*What to do*: Copy every line of the material below word for word.

*Material to process*:
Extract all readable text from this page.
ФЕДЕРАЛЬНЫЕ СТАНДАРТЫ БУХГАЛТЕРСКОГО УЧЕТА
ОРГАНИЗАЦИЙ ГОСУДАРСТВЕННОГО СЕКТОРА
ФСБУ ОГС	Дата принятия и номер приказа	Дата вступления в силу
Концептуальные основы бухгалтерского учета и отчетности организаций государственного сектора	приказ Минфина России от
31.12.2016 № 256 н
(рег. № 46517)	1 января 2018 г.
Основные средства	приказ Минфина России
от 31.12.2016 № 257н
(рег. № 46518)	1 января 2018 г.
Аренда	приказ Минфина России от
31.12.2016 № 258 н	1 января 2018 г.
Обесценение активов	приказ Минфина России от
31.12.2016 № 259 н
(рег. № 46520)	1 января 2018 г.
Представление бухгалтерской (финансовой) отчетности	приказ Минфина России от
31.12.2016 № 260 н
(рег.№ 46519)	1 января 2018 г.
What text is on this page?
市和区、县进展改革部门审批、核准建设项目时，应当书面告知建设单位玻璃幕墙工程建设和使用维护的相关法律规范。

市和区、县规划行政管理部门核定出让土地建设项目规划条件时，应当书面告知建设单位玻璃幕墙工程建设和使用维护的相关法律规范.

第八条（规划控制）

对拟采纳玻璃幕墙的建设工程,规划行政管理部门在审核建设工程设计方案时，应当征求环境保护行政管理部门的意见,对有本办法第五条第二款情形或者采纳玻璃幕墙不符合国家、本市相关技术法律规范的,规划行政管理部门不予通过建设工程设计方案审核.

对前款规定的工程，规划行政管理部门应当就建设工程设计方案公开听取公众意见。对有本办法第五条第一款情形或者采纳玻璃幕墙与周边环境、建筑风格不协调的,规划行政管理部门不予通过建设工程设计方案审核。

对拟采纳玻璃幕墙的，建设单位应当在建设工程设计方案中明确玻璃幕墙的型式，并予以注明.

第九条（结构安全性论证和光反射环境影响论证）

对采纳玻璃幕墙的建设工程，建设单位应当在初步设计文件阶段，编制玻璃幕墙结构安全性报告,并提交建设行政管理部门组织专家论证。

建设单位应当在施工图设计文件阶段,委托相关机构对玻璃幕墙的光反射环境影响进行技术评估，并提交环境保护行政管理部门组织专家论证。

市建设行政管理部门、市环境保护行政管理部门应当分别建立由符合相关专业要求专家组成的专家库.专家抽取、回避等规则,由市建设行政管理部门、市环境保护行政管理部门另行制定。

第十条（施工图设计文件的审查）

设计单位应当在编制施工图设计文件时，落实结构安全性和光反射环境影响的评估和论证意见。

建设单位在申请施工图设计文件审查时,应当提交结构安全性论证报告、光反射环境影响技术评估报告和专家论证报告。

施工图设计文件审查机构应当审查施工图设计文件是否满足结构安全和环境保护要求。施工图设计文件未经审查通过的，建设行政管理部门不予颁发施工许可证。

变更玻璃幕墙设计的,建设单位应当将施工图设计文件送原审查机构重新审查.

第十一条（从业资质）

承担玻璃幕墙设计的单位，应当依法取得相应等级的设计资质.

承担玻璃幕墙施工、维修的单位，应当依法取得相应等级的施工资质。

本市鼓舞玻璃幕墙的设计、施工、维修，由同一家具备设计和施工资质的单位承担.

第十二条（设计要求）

*Solution to the problem*:
Extract all readable text from this page.
ФЕДЕРАЛЬНЫЕ СТАНДАРТЫ БУХГАЛТЕРСКОГО УЧЕТА
ОРГАНИЗАЦИЙ ГОСУДАРСТВЕННОГО СЕКТОРА
ФСБУ ОГС	Дата принятия и номер приказа	Дата вступления в силу
Концептуальные основы бухгалтерского учета и отчетности организаций государственного сектора	приказ Минфина России от
31.12.2016 № 256 н
(рег. № 46517)	1 января 2018 г.
Основные средства	приказ Минфина России
от 31.12.2016 № 257н
(рег. № 46518)	1 января 2018 г.
Аренда	приказ Минфина России от
31.12.2016 № 258 н	1 января 2018 г.
Обесценение активов	приказ Минфина России от
31.12.2016 № 259 н
(рег. № 46520)	1 января 2018 г.
Представление бухгалтерской (финансовой) отчетности	приказ Минфина России от
31.12.2016 № 260 н
(рег.№ 46519)	1 января 2018 г.
What text is on this page?
市和区、县进展改革部门审批、核准建设项目时，应当书面告知建设单位玻璃幕墙工程建设和使用维护的相关法律规范。

市和区、县规划行政管理部门核定出让土地建设项目规划条件时，应当书面告知建设单位玻璃幕墙工程建设和使用维护的相关法律规范.

第八条（规划控制）

对拟采纳玻璃幕墙的建设工程,规划行政管理部门在审核建设工程设计方案时，应当征求环境保护行政管理部门的意见,对有本办法第五条第二款情形或者采纳玻璃幕墙不符合国家、本市相关技术法律规范的,规划行政管理部门不予通过建设工程设计方案审核.

对前款规定的工程，规划行政管理部门应当就建设工程设计方案公开听取公众意见。对有本办法第五条第一款情形或者采纳玻璃幕墙与周边环境、建筑风格不协调的,规划行政管理部门不予通过建设工程设计方案审核。

对拟采纳玻璃幕墙的，建设单位应当在建设工程设计方案中明确玻璃幕墙的型式，并予以注明.

第九条（结构安全性论证和光反射环境影响论证）

对采纳玻璃幕墙的建设工程，建设单位应当在初步设计文件阶段，编制玻璃幕墙结构安全性报告,并提交建设行政管理部门组织专家论证。

建设单位应当在施工图设计文件阶段,委托相关机构对玻璃幕墙的光反射环境影响进行技术评估，并提交环境保护行政管理部门组织专家论证。

市建设行政管理部门、市环境保护行政管理部门应当分别建立由符合相关专业要求专家组成的专家库.专家抽取、回避等规则,由市建设行政管理部门、市环境保护行政管理部门另行制定。

第十条（施工图设计文件的审查）

设计单位应当在编制施工图设计文件时，落实结构安全性和光反射环境影响的评估和论证意见。

建设单位在申请施工图设计文件审查时,应当提交结构安全性论证报告、光反射环境影响技术评估报告和专家论证报告。

施工图设计文件审查机构应当审查施工图设计文件是否满足结构安全和环境保护要求。施工图设计文件未经审查通过的，建设行政管理部门不予颁发施工许可证。

变更玻璃幕墙设计的,建设单位应当将施工图设计文件送原审查机构重新审查.

第十一条（从业资质）

承担玻璃幕墙设计的单位，应当依法取得相应等级的设计资质.

承担玻璃幕墙施工、维修的单位，应当依法取得相应等级的施工资质。

本市鼓舞玻璃幕墙的设计、施工、维修，由同一家具备设计和施工资质的单位承担.

第十二条（设计要求）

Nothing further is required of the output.